DOCUMENT EXTRACT:
The third option is disengagement and protest voting — in which Sanders supporters stay home, write-in for Sanders, or vote for the Greens. Enough of them will do this to prevent Biden from winning, in almost any case. But it’s possible that many of them might abandon national politics on a more permanent basis, if both parties continue to refuse to align with the Sanders platform. Many will shift their focus to local politics, attempting to build up through city councils. The two parties are less attentive to the ideology of their candidates at the local level. It’s their soft underbelly.

Alexandria Ocasio-Cortez at the Women's March

Alexandria Ocasio-Cortez at the Women’s March. (Credit Image: Dimitri Rodriguez / Wikimedia)

CR: At American Renaissance, we think Sen. Sanders did worse with white voters — but better with non-whites — in 2020 than in 2016 because of his about-face on immigration, his pandering to “people of color,” and his use of non-white surrogates (e.g. most of “the Squad”). Do you think that is the case? Will future Leftist candidates find a better way to bring minorities into their camp without losing an equal or greater number of whites, or will this zero sum game of racialized politics spell trouble for decades to come?

DIRECTION A: Edit the entries from the line containing "keyword-text[interactable]: ragdoll cat price" down through the line containing "add-keyword-icon[interactable] xyxy=(25,489,53,517)", replacing "serp-feature-item" with "feature-row" and leaving everything else unchanged.

SUPPLIED ENTRIES:

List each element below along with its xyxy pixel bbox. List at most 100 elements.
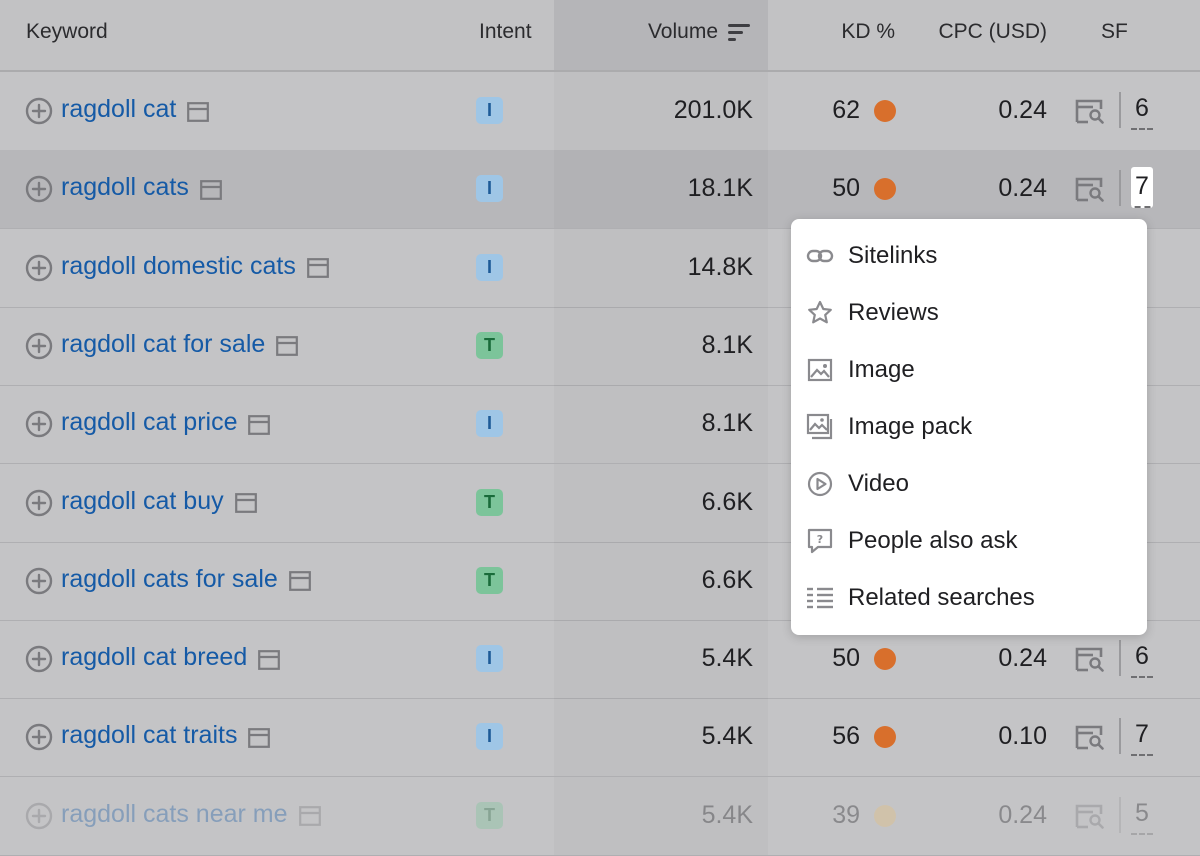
keyword-text[interactable]: ragdoll cat price xyxy=(61,408,237,437)
table-header: Keyword Intent Volume KD % CPC (USD) SF xyxy=(0,0,1200,72)
sf-divider xyxy=(1119,92,1121,128)
kd-difficulty-dot xyxy=(874,726,896,749)
intent-badge: T xyxy=(476,331,503,359)
kd-value: 50 xyxy=(832,644,860,673)
row-cells: ragdoll cat I 201.0K 62 0.24 6 xyxy=(0,72,1200,150)
column-header-kd[interactable]: KD % xyxy=(800,20,895,44)
serp-features-count[interactable]: 6 xyxy=(1131,642,1153,679)
serp-feature-item[interactable]: Related searches xyxy=(791,573,1147,623)
video-icon xyxy=(805,469,835,499)
serp-feature-label: Related searches xyxy=(848,584,1035,611)
keyword-link[interactable]: ragdoll cats near me xyxy=(61,800,321,829)
serp-preview-icon[interactable] xyxy=(276,334,299,357)
serp-feature-item[interactable]: Image pack xyxy=(791,402,1147,452)
keyword-link[interactable]: ragdoll cat buy xyxy=(61,487,257,516)
keyword-text[interactable]: ragdoll cat breed xyxy=(61,643,247,672)
keyword-text[interactable]: ragdoll cats for sale xyxy=(61,565,278,594)
intent-badge: I xyxy=(476,97,503,124)
serp-preview-icon[interactable] xyxy=(248,726,271,748)
row-cells: ragdoll cats near me T 5.4K 39 0.24 5 xyxy=(0,777,1200,855)
serp-feature-item[interactable]: Video xyxy=(791,459,1147,509)
serp-feature-item[interactable]: Sitelinks xyxy=(791,231,1147,281)
serp-feature-label: Image pack xyxy=(848,413,973,440)
serp-features-icon[interactable] xyxy=(1075,646,1105,672)
volume-value: 201.0K xyxy=(673,96,753,124)
serp-features-count[interactable]: 6 xyxy=(1131,94,1153,130)
volume-value: 5.4K xyxy=(701,800,753,829)
keyword-link[interactable]: ragdoll cat for sale xyxy=(61,330,299,359)
sf-divider xyxy=(1119,170,1121,207)
serp-feature-label: Image xyxy=(848,356,915,383)
add-keyword-icon[interactable] xyxy=(25,489,53,517)
table-row[interactable]: ragdoll cats near me T 5.4K 39 0.24 5 xyxy=(0,777,1200,856)
serp-preview-icon[interactable] xyxy=(306,256,329,278)
keyword-link[interactable]: ragdoll domestic cats xyxy=(61,252,329,281)
kd-value: 39 xyxy=(832,800,860,829)
sf-divider xyxy=(1119,640,1121,677)
intent-badge: I xyxy=(476,253,503,281)
keyword-text[interactable]: ragdoll cats xyxy=(61,173,189,202)
serp-preview-icon[interactable] xyxy=(234,491,257,513)
add-keyword-icon[interactable] xyxy=(25,254,53,282)
table-row[interactable]: ragdoll cat traits I 5.4K 56 0.10 7 xyxy=(0,698,1200,778)
keyword-text[interactable]: ragdoll cat traits xyxy=(61,721,237,750)
keyword-text[interactable]: ragdoll cat buy xyxy=(61,487,224,516)
add-keyword-icon[interactable] xyxy=(25,567,53,595)
column-header-sf[interactable]: SF xyxy=(1101,20,1128,44)
keyword-link[interactable]: ragdoll cat breed xyxy=(61,643,281,672)
serp-feature-item[interactable]: ? People also ask xyxy=(791,516,1147,566)
column-header-volume[interactable]: Volume xyxy=(554,20,718,44)
serp-feature-item[interactable]: Image xyxy=(791,345,1147,395)
kd-value: 62 xyxy=(832,96,860,124)
serp-preview-icon[interactable] xyxy=(187,100,210,122)
add-keyword-icon[interactable] xyxy=(25,175,53,203)
keyword-text[interactable]: ragdoll cat for sale xyxy=(61,330,265,359)
row-cells: ragdoll cat traits I 5.4K 56 0.10 7 xyxy=(0,698,1200,776)
keyword-text[interactable]: ragdoll cat xyxy=(61,95,176,124)
sf-divider xyxy=(1119,796,1121,833)
volume-value: 8.1K xyxy=(701,409,753,438)
column-header-cpc[interactable]: CPC (USD) xyxy=(920,20,1048,44)
table-row[interactable]: ragdoll cat I 201.0K 62 0.24 6 xyxy=(0,72,1200,151)
serp-features-count[interactable]: 5 xyxy=(1131,799,1153,835)
volume-value: 18.1K xyxy=(687,174,753,203)
serp-preview-icon[interactable] xyxy=(288,569,311,592)
serp-features-icon[interactable] xyxy=(1075,724,1105,751)
intent-badge: I xyxy=(476,410,503,438)
serp-feature-label: Reviews xyxy=(848,299,939,326)
volume-value: 6.6K xyxy=(701,565,753,594)
add-keyword-icon[interactable] xyxy=(25,410,53,438)
keyword-link[interactable]: ragdoll cats for sale xyxy=(61,565,311,594)
add-keyword-icon[interactable] xyxy=(25,332,53,360)
serp-preview-icon[interactable] xyxy=(248,413,271,435)
keyword-link[interactable]: ragdoll cats xyxy=(61,173,222,202)
serp-features-icon[interactable] xyxy=(1075,176,1105,203)
serp-features-icon[interactable] xyxy=(1075,803,1105,829)
add-keyword-icon[interactable] xyxy=(25,723,53,751)
kd-difficulty-dot xyxy=(874,178,896,201)
serp-features-count[interactable]: 7 xyxy=(1131,720,1153,757)
keyword-link[interactable]: ragdoll cat xyxy=(61,95,210,124)
column-header-keyword[interactable]: Keyword xyxy=(26,20,108,44)
keyword-link[interactable]: ragdoll cat price xyxy=(61,408,271,437)
add-keyword-icon[interactable] xyxy=(25,645,53,673)
serp-feature-item[interactable]: Reviews xyxy=(791,288,1147,338)
add-keyword-icon[interactable] xyxy=(25,97,53,125)
sort-descending-icon[interactable] xyxy=(728,24,750,44)
column-header-intent[interactable]: Intent xyxy=(479,20,532,44)
serp-preview-icon[interactable] xyxy=(199,178,222,200)
table-row[interactable]: ragdoll cats I 18.1K 50 0.24 7 xyxy=(0,150,1200,230)
intent-badge: I xyxy=(476,723,503,751)
serp-preview-icon[interactable] xyxy=(258,648,281,670)
cpc-value: 0.10 xyxy=(998,722,1047,751)
serp-features-icon[interactable] xyxy=(1075,98,1105,124)
keyword-link[interactable]: ragdoll cat traits xyxy=(61,721,271,750)
keyword-text[interactable]: ragdoll domestic cats xyxy=(61,252,296,281)
serp-preview-icon[interactable] xyxy=(298,804,321,827)
serp-features-count[interactable]: 7 xyxy=(1131,167,1153,209)
keyword-text[interactable]: ragdoll cats near me xyxy=(61,800,288,829)
serp-feature-label: People also ask xyxy=(848,527,1018,554)
volume-value: 6.6K xyxy=(701,487,753,516)
serp-feature-label: Sitelinks xyxy=(848,242,938,269)
add-keyword-icon[interactable] xyxy=(25,802,53,830)
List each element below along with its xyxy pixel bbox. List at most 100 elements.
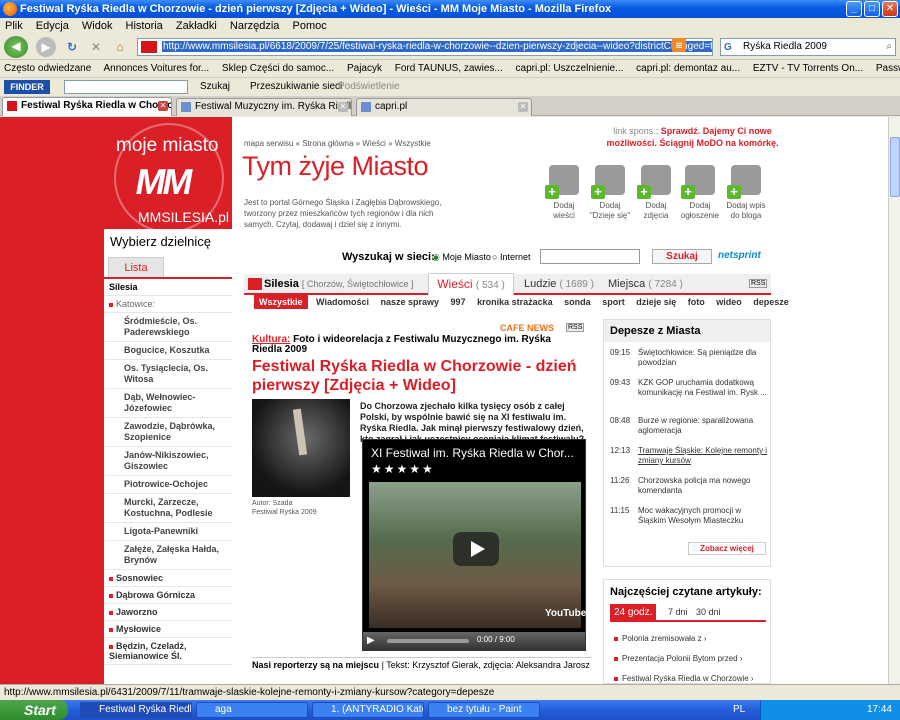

DIRECTION B: In the interview excerpt, what reasons does American Renaissance give for Sen. Sanders doing worse with white voters and better with non-whites in 2020 than in 2016?

EXERCISE ANSWER A:
keyword-text[interactable]: ragdoll cat price xyxy=(61,408,237,437)
table-header: Keyword Intent Volume KD % CPC (USD) SF xyxy=(0,0,1200,72)
sf-divider xyxy=(1119,92,1121,128)
kd-difficulty-dot xyxy=(874,726,896,749)
intent-badge: T xyxy=(476,331,503,359)
kd-value: 50 xyxy=(832,644,860,673)
row-cells: ragdoll cat I 201.0K 62 0.24 6 xyxy=(0,72,1200,150)
column-header-kd[interactable]: KD % xyxy=(800,20,895,44)
serp-features-count[interactable]: 6 xyxy=(1131,642,1153,679)
feature-row[interactable]: Related searches xyxy=(791,573,1147,623)
video-icon xyxy=(805,469,835,499)
serp-feature-label: Related searches xyxy=(848,584,1035,611)
keyword-link[interactable]: ragdoll cats near me xyxy=(61,800,321,829)
serp-preview-icon[interactable] xyxy=(276,334,299,357)
feature-row[interactable]: Image pack xyxy=(791,402,1147,452)
keyword-link[interactable]: ragdoll cat buy xyxy=(61,487,257,516)
keyword-text[interactable]: ragdoll cat breed xyxy=(61,643,247,672)
keyword-text[interactable]: ragdoll cats for sale xyxy=(61,565,278,594)
intent-badge: I xyxy=(476,97,503,124)
serp-preview-icon[interactable] xyxy=(248,726,271,748)
row-cells: ragdoll cats near me T 5.4K 39 0.24 5 xyxy=(0,777,1200,855)
feature-row[interactable]: Video xyxy=(791,459,1147,509)
feature-row[interactable]: Sitelinks xyxy=(791,231,1147,281)
serp-feature-label: Image pack xyxy=(848,413,973,440)
serp-features-icon[interactable] xyxy=(1075,646,1105,672)
volume-value: 201.0K xyxy=(673,96,753,124)
serp-features-count[interactable]: 6 xyxy=(1131,94,1153,130)
volume-value: 5.4K xyxy=(701,800,753,829)
keyword-link[interactable]: ragdoll cat for sale xyxy=(61,330,299,359)
sf-divider xyxy=(1119,170,1121,207)
serp-feature-label: Image xyxy=(848,356,915,383)
add-keyword-icon[interactable] xyxy=(25,489,53,517)

EXERCISE ANSWER B: American Renaissance attributes it to his about-face on immigration, his pandering to "people of color," and his use of non-white surrogates, such as most of "the Squad."